_WHAT YOU ARE ASKED TO DO_
Repeat all the records exactly, omitting pictures.

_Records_
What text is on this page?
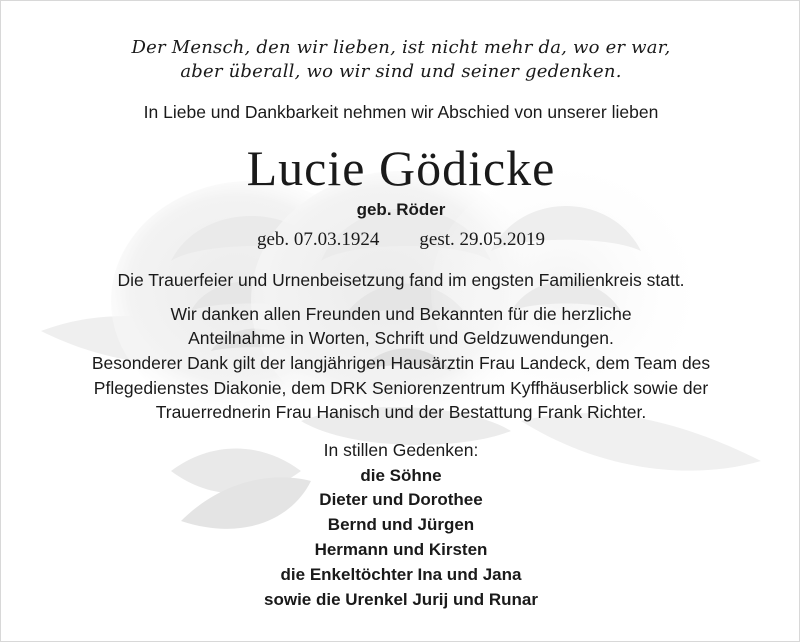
Der Mensch, den wir lieben, ist nicht mehr da, wo er war,
aber überall, wo wir sind und seiner gedenken.
In Liebe und Dankbarkeit nehmen wir Abschied von unserer lieben
Lucie Gödicke
geb. Röder
geb. 07.03.1924 gest. 29.05.2019
Die Trauerfeier und Urnenbeisetzung fand im engsten Familienkreis statt.
Wir danken allen Freunden und Bekannten für die herzliche
Anteilnahme in Worten, Schrift und Geldzuwendungen.
Besonderer Dank gilt der langjährigen Hausärztin Frau Landeck, dem Team des
Pflegedienstes Diakonie, dem DRK Seniorenzentrum Kyffhäuserblick sowie der
Trauerrednerin Frau Hanisch und der Bestattung Frank Richter.
In stillen Gedenken:
die Söhne
Dieter und Dorothee
Bernd und Jürgen
Hermann und Kirsten
die Enkeltöchter Ina und Jana
sowie die Urenkel Jurij und Runar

_IN RESPONSE_
What text is on this page?
Der Mensch, den wir lieben, ist nicht mehr da, wo er war,
aber überall, wo wir sind und seiner gedenken.
In Liebe und Dankbarkeit nehmen wir Abschied von unserer lieben
Lucie Gödicke
geb. Röder
geb. 07.03.1924 gest. 29.05.2019
Die Trauerfeier und Urnenbeisetzung fand im engsten Familienkreis statt.
Wir danken allen Freunden und Bekannten für die herzliche
Anteilnahme in Worten, Schrift und Geldzuwendungen.
Besonderer Dank gilt der langjährigen Hausärztin Frau Landeck, dem Team des
Pflegedienstes Diakonie, dem DRK Seniorenzentrum Kyffhäuserblick sowie der
Trauerrednerin Frau Hanisch und der Bestattung Frank Richter.
In stillen Gedenken:
die Söhne
Dieter und Dorothee
Bernd und Jürgen
Hermann und Kirsten
die Enkeltöchter Ina und Jana
sowie die Urenkel Jurij und Runar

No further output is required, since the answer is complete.